## Problem requirements
Work through the data line by line, gathering every line that has the word "reviewed".

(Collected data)

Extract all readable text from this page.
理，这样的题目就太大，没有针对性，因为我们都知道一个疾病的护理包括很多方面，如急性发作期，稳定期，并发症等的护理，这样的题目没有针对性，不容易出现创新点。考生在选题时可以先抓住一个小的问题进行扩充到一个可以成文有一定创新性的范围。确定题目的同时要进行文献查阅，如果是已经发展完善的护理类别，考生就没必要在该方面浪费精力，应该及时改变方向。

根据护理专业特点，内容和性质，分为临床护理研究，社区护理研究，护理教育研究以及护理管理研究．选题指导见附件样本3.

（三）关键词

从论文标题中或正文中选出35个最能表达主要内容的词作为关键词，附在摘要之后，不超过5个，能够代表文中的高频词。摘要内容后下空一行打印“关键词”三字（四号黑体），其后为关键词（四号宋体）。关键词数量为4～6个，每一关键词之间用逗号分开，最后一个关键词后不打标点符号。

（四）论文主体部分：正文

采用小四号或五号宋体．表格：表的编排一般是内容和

---

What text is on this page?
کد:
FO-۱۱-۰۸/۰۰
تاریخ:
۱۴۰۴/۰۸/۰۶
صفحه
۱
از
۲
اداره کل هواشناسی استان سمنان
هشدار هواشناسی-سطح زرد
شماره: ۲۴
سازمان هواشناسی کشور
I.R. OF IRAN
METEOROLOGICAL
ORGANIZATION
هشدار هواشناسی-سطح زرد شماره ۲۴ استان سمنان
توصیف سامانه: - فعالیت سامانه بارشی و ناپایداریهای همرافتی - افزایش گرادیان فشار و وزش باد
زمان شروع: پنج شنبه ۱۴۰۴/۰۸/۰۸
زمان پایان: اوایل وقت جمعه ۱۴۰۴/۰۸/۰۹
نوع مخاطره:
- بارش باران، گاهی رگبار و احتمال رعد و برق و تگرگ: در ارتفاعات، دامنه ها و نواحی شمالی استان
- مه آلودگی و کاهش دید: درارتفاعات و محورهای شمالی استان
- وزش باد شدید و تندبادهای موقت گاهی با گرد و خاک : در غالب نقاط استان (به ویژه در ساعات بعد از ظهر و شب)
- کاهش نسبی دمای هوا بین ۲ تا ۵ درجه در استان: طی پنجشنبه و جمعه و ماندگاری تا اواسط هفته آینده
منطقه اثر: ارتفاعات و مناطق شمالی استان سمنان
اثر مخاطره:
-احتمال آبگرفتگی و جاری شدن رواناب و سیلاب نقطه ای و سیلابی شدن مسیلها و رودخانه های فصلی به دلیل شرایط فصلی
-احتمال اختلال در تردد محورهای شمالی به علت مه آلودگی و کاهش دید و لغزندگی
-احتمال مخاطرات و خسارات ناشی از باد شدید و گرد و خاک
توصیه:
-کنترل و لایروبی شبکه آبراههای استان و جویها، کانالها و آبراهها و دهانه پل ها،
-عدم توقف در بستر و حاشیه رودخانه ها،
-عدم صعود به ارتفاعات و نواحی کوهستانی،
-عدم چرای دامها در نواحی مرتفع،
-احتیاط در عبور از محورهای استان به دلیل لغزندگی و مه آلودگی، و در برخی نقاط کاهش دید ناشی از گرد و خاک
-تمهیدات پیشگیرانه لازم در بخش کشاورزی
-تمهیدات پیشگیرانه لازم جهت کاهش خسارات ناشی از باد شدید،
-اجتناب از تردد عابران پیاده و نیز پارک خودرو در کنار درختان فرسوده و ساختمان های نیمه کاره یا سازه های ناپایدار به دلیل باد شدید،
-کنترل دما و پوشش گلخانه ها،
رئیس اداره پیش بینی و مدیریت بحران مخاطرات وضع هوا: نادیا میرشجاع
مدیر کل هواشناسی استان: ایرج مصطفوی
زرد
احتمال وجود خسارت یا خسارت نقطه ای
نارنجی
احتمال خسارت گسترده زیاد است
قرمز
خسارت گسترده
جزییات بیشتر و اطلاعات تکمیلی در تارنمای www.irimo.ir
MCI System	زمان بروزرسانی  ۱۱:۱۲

==

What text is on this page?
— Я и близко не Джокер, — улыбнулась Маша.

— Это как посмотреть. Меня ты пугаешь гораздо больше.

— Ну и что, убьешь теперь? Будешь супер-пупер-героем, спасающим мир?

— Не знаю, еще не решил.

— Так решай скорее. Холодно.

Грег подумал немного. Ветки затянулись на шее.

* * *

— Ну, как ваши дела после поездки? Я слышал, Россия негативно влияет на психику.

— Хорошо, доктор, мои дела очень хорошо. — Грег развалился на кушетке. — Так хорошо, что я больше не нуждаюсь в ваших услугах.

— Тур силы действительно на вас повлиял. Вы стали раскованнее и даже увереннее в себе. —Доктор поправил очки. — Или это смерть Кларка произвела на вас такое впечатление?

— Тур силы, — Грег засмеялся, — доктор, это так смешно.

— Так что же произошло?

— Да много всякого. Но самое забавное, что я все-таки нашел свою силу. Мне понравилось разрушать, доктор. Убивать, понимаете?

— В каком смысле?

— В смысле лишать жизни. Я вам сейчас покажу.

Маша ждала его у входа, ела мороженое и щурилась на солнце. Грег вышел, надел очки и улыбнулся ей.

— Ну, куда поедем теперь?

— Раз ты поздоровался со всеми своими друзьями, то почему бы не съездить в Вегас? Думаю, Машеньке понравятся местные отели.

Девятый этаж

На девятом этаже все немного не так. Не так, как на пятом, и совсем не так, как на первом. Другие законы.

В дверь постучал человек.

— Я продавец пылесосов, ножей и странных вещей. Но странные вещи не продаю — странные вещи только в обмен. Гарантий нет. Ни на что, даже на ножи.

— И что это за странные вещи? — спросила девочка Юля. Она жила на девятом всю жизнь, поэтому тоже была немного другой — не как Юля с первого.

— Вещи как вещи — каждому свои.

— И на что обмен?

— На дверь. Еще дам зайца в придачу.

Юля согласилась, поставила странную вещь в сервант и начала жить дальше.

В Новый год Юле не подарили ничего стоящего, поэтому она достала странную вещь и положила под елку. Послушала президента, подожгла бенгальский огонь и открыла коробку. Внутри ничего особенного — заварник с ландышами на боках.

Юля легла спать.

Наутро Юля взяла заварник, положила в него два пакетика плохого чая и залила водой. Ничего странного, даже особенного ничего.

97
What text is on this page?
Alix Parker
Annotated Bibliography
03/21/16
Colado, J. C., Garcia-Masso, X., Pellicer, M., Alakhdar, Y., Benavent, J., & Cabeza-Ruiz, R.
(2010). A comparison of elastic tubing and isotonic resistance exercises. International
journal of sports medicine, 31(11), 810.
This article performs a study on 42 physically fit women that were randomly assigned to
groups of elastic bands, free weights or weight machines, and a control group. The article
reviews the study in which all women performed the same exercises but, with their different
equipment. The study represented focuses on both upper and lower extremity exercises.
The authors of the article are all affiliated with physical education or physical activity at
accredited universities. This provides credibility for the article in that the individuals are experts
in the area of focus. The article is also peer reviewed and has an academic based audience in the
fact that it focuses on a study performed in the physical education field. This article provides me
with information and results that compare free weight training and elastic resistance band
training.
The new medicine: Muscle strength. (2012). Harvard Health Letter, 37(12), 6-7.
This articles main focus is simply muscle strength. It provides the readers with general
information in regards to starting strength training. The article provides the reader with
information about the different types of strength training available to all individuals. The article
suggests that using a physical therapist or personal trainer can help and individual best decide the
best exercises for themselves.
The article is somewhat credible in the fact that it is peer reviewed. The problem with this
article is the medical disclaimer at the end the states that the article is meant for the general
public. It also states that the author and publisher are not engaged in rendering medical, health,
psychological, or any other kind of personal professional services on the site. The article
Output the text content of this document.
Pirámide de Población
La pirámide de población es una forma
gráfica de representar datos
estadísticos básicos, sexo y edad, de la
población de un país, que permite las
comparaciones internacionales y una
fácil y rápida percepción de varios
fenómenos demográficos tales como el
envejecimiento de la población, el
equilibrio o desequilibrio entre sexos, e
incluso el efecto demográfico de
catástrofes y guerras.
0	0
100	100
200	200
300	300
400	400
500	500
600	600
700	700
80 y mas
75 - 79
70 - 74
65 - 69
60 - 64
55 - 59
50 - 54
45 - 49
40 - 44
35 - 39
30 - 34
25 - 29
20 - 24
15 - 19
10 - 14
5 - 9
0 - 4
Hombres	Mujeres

## Result
in the area of focus. The article is also peer reviewed and has an academic based audience in the
The article is somewhat credible in the fact that it is peer reviewed. The problem with this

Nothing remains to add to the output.